_Problem description_
Pull out the lines from the one containing "What data populates" through the final line of the listing below and repeat them exactly. Leave the pictures behind.

Structured figure records:
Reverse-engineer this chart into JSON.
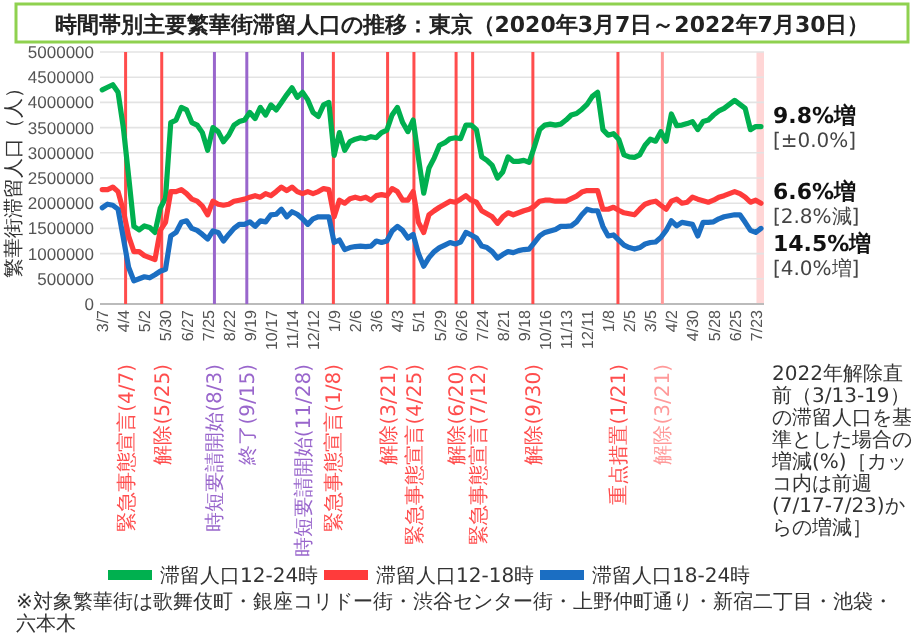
{
  "chart_data": {
    "type": "line",
    "title": "時間帯別主要繁華街滞留人口の推移：東京（2020年3月7日～2022年7月30日）",
    "ylabel": "繁華街滞留人口（人）",
    "x": [
      "2020-03-07",
      "2020-03-14",
      "2020-03-21",
      "2020-03-28",
      "2020-04-04",
      "2020-04-11",
      "2020-04-18",
      "2020-04-25",
      "2020-05-02",
      "2020-05-09",
      "2020-05-16",
      "2020-05-23",
      "2020-05-30",
      "2020-06-06",
      "2020-06-13",
      "2020-06-20",
      "2020-06-27",
      "2020-07-04",
      "2020-07-11",
      "2020-07-18",
      "2020-07-25",
      "2020-08-01",
      "2020-08-08",
      "2020-08-15",
      "2020-08-22",
      "2020-08-29",
      "2020-09-05",
      "2020-09-12",
      "2020-09-19",
      "2020-09-26",
      "2020-10-03",
      "2020-10-10",
      "2020-10-17",
      "2020-10-24",
      "2020-10-31",
      "2020-11-07",
      "2020-11-14",
      "2020-11-21",
      "2020-11-28",
      "2020-12-05",
      "2020-12-12",
      "2020-12-19",
      "2020-12-26",
      "2021-01-02",
      "2021-01-09",
      "2021-01-16",
      "2021-01-23",
      "2021-01-30",
      "2021-02-06",
      "2021-02-13",
      "2021-02-20",
      "2021-02-27",
      "2021-03-06",
      "2021-03-13",
      "2021-03-20",
      "2021-03-27",
      "2021-04-03",
      "2021-04-10",
      "2021-04-17",
      "2021-04-24",
      "2021-05-01",
      "2021-05-08",
      "2021-05-15",
      "2021-05-22",
      "2021-05-29",
      "2021-06-05",
      "2021-06-12",
      "2021-06-19",
      "2021-06-26",
      "2021-07-03",
      "2021-07-10",
      "2021-07-17",
      "2021-07-24",
      "2021-07-31",
      "2021-08-07",
      "2021-08-14",
      "2021-08-21",
      "2021-08-28",
      "2021-09-04",
      "2021-09-11",
      "2021-09-18",
      "2021-09-25",
      "2021-10-02",
      "2021-10-09",
      "2021-10-16",
      "2021-10-23",
      "2021-10-30",
      "2021-11-06",
      "2021-11-13",
      "2021-11-20",
      "2021-11-27",
      "2021-12-04",
      "2021-12-11",
      "2021-12-18",
      "2021-12-25",
      "2022-01-01",
      "2022-01-08",
      "2022-01-15",
      "2022-01-22",
      "2022-01-29",
      "2022-02-05",
      "2022-02-12",
      "2022-02-19",
      "2022-02-26",
      "2022-03-05",
      "2022-03-12",
      "2022-03-19",
      "2022-03-26",
      "2022-04-02",
      "2022-04-09",
      "2022-04-16",
      "2022-04-23",
      "2022-04-30",
      "2022-05-07",
      "2022-05-14",
      "2022-05-21",
      "2022-05-28",
      "2022-06-04",
      "2022-06-11",
      "2022-06-18",
      "2022-06-25",
      "2022-07-02",
      "2022-07-09",
      "2022-07-16",
      "2022-07-23",
      "2022-07-30"
    ],
    "series": [
      {
        "name": "滞留人口12-24時",
        "color": "#00b04f",
        "values": [
          4250000,
          4300000,
          4350000,
          4200000,
          3500000,
          2540000,
          1540000,
          1470000,
          1550000,
          1520000,
          1420000,
          1900000,
          2100000,
          3600000,
          3650000,
          3900000,
          3850000,
          3600000,
          3550000,
          3400000,
          3050000,
          3500000,
          3420000,
          3220000,
          3350000,
          3550000,
          3620000,
          3650000,
          3800000,
          3680000,
          3900000,
          3750000,
          3950000,
          3850000,
          4000000,
          4150000,
          4290000,
          4100000,
          4200000,
          4050000,
          3800000,
          3720000,
          3950000,
          4000000,
          2950000,
          3400000,
          3050000,
          3220000,
          3270000,
          3300000,
          3280000,
          3320000,
          3300000,
          3400000,
          3450000,
          3750000,
          3900000,
          3600000,
          3420000,
          3650000,
          2900000,
          2200000,
          2700000,
          2900000,
          3150000,
          3200000,
          3280000,
          3300000,
          3280000,
          3550000,
          3550000,
          3460000,
          2920000,
          2850000,
          2750000,
          2500000,
          2620000,
          2920000,
          2830000,
          2830000,
          2850000,
          2810000,
          3120000,
          3460000,
          3550000,
          3570000,
          3550000,
          3570000,
          3650000,
          3750000,
          3780000,
          3860000,
          3960000,
          4120000,
          4200000,
          3460000,
          3350000,
          3380000,
          3270000,
          2960000,
          2920000,
          2910000,
          2960000,
          3150000,
          3270000,
          3230000,
          3420000,
          3230000,
          3770000,
          3540000,
          3550000,
          3580000,
          3620000,
          3460000,
          3620000,
          3650000,
          3750000,
          3830000,
          3880000,
          3960000,
          4040000,
          3960000,
          3880000,
          3460000,
          3520000,
          3520000
        ]
      },
      {
        "name": "滞留人口12-18時",
        "color": "#ff3b3b",
        "values": [
          2270000,
          2270000,
          2320000,
          2230000,
          1850000,
          1350000,
          1040000,
          1040000,
          960000,
          920000,
          880000,
          1460000,
          1620000,
          2230000,
          2230000,
          2270000,
          2190000,
          2080000,
          2040000,
          1940000,
          1770000,
          2040000,
          1980000,
          1960000,
          1980000,
          2040000,
          2060000,
          2080000,
          2120000,
          2150000,
          2120000,
          2190000,
          2150000,
          2230000,
          2320000,
          2250000,
          2320000,
          2230000,
          2190000,
          2230000,
          2190000,
          2230000,
          2290000,
          2270000,
          1730000,
          2060000,
          2000000,
          2090000,
          2120000,
          2090000,
          2120000,
          2060000,
          2150000,
          2170000,
          2150000,
          2290000,
          2230000,
          2060000,
          2060000,
          2230000,
          1620000,
          1420000,
          1770000,
          1850000,
          1920000,
          1980000,
          2040000,
          2020000,
          2080000,
          2150000,
          2060000,
          2020000,
          1850000,
          1790000,
          1730000,
          1600000,
          1730000,
          1810000,
          1770000,
          1810000,
          1850000,
          1880000,
          1940000,
          2040000,
          2060000,
          2060000,
          2040000,
          2040000,
          2040000,
          2090000,
          2140000,
          2220000,
          2250000,
          2250000,
          2250000,
          1880000,
          1880000,
          1920000,
          1860000,
          1810000,
          1790000,
          1770000,
          1880000,
          1980000,
          2020000,
          2040000,
          1960000,
          1880000,
          2040000,
          2080000,
          2000000,
          2020000,
          2120000,
          2080000,
          2050000,
          2020000,
          2060000,
          2120000,
          2150000,
          2190000,
          2230000,
          2190000,
          2120000,
          2020000,
          2060000,
          2000000
        ]
      },
      {
        "name": "滞留人口18-24時",
        "color": "#1b6ec2",
        "values": [
          1910000,
          1980000,
          1960000,
          1880000,
          1310000,
          730000,
          460000,
          500000,
          540000,
          520000,
          580000,
          650000,
          690000,
          1350000,
          1420000,
          1620000,
          1650000,
          1500000,
          1460000,
          1380000,
          1290000,
          1450000,
          1420000,
          1250000,
          1380000,
          1500000,
          1580000,
          1580000,
          1630000,
          1540000,
          1650000,
          1630000,
          1770000,
          1780000,
          1880000,
          1730000,
          1830000,
          1780000,
          1690000,
          1580000,
          1690000,
          1730000,
          1730000,
          1730000,
          1220000,
          1270000,
          1080000,
          1120000,
          1140000,
          1150000,
          1140000,
          1150000,
          1250000,
          1220000,
          1250000,
          1450000,
          1540000,
          1460000,
          1310000,
          1380000,
          1000000,
          750000,
          920000,
          1040000,
          1120000,
          1170000,
          1220000,
          1190000,
          1230000,
          1420000,
          1370000,
          1310000,
          1150000,
          1120000,
          1040000,
          910000,
          980000,
          1040000,
          1020000,
          1060000,
          1080000,
          1090000,
          1220000,
          1350000,
          1420000,
          1450000,
          1480000,
          1540000,
          1540000,
          1550000,
          1630000,
          1770000,
          1880000,
          1850000,
          1850000,
          1540000,
          1350000,
          1370000,
          1270000,
          1170000,
          1120000,
          1090000,
          1120000,
          1190000,
          1220000,
          1230000,
          1320000,
          1460000,
          1650000,
          1550000,
          1620000,
          1600000,
          1580000,
          1350000,
          1620000,
          1620000,
          1630000,
          1690000,
          1730000,
          1750000,
          1770000,
          1770000,
          1620000,
          1460000,
          1420000,
          1500000
        ]
      }
    ],
    "xlim": [
      "2020-03-04",
      "2022-08-03"
    ],
    "ylim": [
      0,
      5000000
    ],
    "yticks": [
      0,
      500000,
      1000000,
      1500000,
      2000000,
      2500000,
      3000000,
      3500000,
      4000000,
      4500000,
      5000000
    ],
    "xticks": [
      {
        "value": "2020-03-07",
        "label": "3/7"
      },
      {
        "value": "2020-04-04",
        "label": "4/4"
      },
      {
        "value": "2020-05-02",
        "label": "5/2"
      },
      {
        "value": "2020-05-30",
        "label": "5/30"
      },
      {
        "value": "2020-06-27",
        "label": "6/27"
      },
      {
        "value": "2020-07-25",
        "label": "7/25"
      },
      {
        "value": "2020-08-22",
        "label": "8/22"
      },
      {
        "value": "2020-09-19",
        "label": "9/19"
      },
      {
        "value": "2020-10-17",
        "label": "10/17"
      },
      {
        "value": "2020-11-14",
        "label": "11/14"
      },
      {
        "value": "2020-12-12",
        "label": "12/12"
      },
      {
        "value": "2021-01-09",
        "label": "1/9"
      },
      {
        "value": "2021-02-06",
        "label": "2/6"
      },
      {
        "value": "2021-03-06",
        "label": "3/6"
      },
      {
        "value": "2021-04-03",
        "label": "4/3"
      },
      {
        "value": "2021-05-01",
        "label": "5/1"
      },
      {
        "value": "2021-05-29",
        "label": "5/29"
      },
      {
        "value": "2021-06-26",
        "label": "6/26"
      },
      {
        "value": "2021-07-24",
        "label": "7/24"
      },
      {
        "value": "2021-08-21",
        "label": "8/21"
      },
      {
        "value": "2021-09-18",
        "label": "9/18"
      },
      {
        "value": "2021-10-16",
        "label": "10/16"
      },
      {
        "value": "2021-11-13",
        "label": "11/13"
      },
      {
        "value": "2021-12-11",
        "label": "12/11"
      },
      {
        "value": "2022-01-08",
        "label": "1/8"
      },
      {
        "value": "2022-02-05",
        "label": "2/5"
      },
      {
        "value": "2022-03-05",
        "label": "3/5"
      },
      {
        "value": "2022-04-02",
        "label": "4/2"
      },
      {
        "value": "2022-04-30",
        "label": "4/30"
      },
      {
        "value": "2022-05-28",
        "label": "5/28"
      },
      {
        "value": "2022-06-25",
        "label": "6/25"
      },
      {
        "value": "2022-07-23",
        "label": "7/23"
      }
    ],
    "grid": "y",
    "legend": "bottom",
    "ref_lines": [
      {
        "axis": "x",
        "value": "2020-04-07",
        "label": "緊急事態宣言(4/7)",
        "color": "#ff4d4d"
      },
      {
        "axis": "x",
        "value": "2020-05-25",
        "label": "解除(5/25)",
        "color": "#ff4d4d"
      },
      {
        "axis": "x",
        "value": "2020-08-03",
        "label": "時短要請開始(8/3)",
        "color": "#9966cc"
      },
      {
        "axis": "x",
        "value": "2020-09-15",
        "label": "終了(9/15)",
        "color": "#9966cc"
      },
      {
        "axis": "x",
        "value": "2020-11-28",
        "label": "時短要請開始(11/28)",
        "color": "#9966cc"
      },
      {
        "axis": "x",
        "value": "2021-01-08",
        "label": "緊急事態宣言(1/8)",
        "color": "#ff4d4d"
      },
      {
        "axis": "x",
        "value": "2021-03-21",
        "label": "解除(3/21)",
        "color": "#ff4d4d"
      },
      {
        "axis": "x",
        "value": "2021-04-25",
        "label": "緊急事態宣言(4/25)",
        "color": "#ff4d4d"
      },
      {
        "axis": "x",
        "value": "2021-06-20",
        "label": "解除(6/20)",
        "color": "#ff4d4d"
      },
      {
        "axis": "x",
        "value": "2021-07-12",
        "label": "緊急事態宣言(7/12)",
        "color": "#ff4d4d"
      },
      {
        "axis": "x",
        "value": "2021-09-30",
        "label": "解除(9/30)",
        "color": "#ff4d4d"
      },
      {
        "axis": "x",
        "value": "2022-01-21",
        "label": "重点措置(1/21)",
        "color": "#ff4d4d"
      },
      {
        "axis": "x",
        "value": "2022-03-21",
        "label": "解除(3/21)",
        "color": "#ff9a9a"
      }
    ],
    "bands": [
      {
        "axis": "x",
        "from": "2022-07-24",
        "to": "2022-08-03",
        "color": "#ffd6d6"
      }
    ],
    "annotations": [
      "2022年解除直前（3/13-19）の滞留人口を基準とした場合の増減(%)［カッコ内は前週(7/17-7/23)からの増減］",
      {
        "text": "9.8%増\n[±0.0%]",
        "x": "2022-07-30",
        "y": 3520000
      },
      {
        "text": "6.6%増\n[2.8%減]",
        "x": "2022-07-30",
        "y": 2000000
      },
      {
        "text": "14.5%増\n[4.0%増]",
        "x": "2022-07-30",
        "y": 1500000
      },
      "※対象繁華街は歌舞伎町・銀座コリドー街・渋谷センター街・上野仲町通り・新宿二丁目・池袋・六本木"
    ]
  }
}
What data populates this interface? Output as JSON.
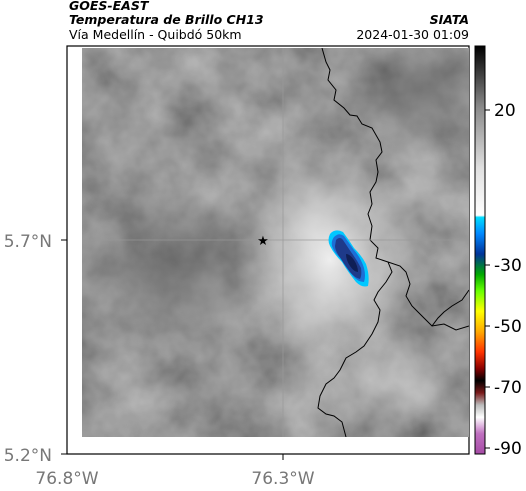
{
  "header": {
    "satellite": "GOES-EAST",
    "product": "Temperatura de Brillo CH13",
    "region": "Vía Medellín - Quibdó 50km",
    "institution": "SIATA",
    "timestamp": "2024-01-30 01:09"
  },
  "axes": {
    "lat_ticks": [
      "5.7°N",
      "5.2°N"
    ],
    "lon_ticks": [
      "76.8°W",
      "76.3°W"
    ]
  },
  "colorbar": {
    "ticks": [
      "20",
      "-30",
      "-50",
      "-70",
      "-90"
    ]
  },
  "colors": {
    "cold_cloud": "#1e3a8a",
    "cloud_edge": "#00c8ff",
    "grid": "#999999"
  },
  "markers": {
    "station": "star-icon"
  }
}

_In response_
What data populates this interface? Output as JSON.
{
  "header": {
    "satellite": "GOES-EAST",
    "product": "Temperatura de Brillo CH13",
    "region": "Vía Medellín - Quibdó 50km",
    "institution": "SIATA",
    "timestamp": "2024-01-30 01:09"
  },
  "axes": {
    "lat_ticks": [
      "5.7°N",
      "5.2°N"
    ],
    "lon_ticks": [
      "76.8°W",
      "76.3°W"
    ]
  },
  "colorbar": {
    "ticks": [
      "20",
      "-30",
      "-50",
      "-70",
      "-90"
    ]
  },
  "colors": {
    "cold_cloud": "#1e3a8a",
    "cloud_edge": "#00c8ff",
    "grid": "#999999"
  },
  "markers": {
    "station": "star-icon"
  }
}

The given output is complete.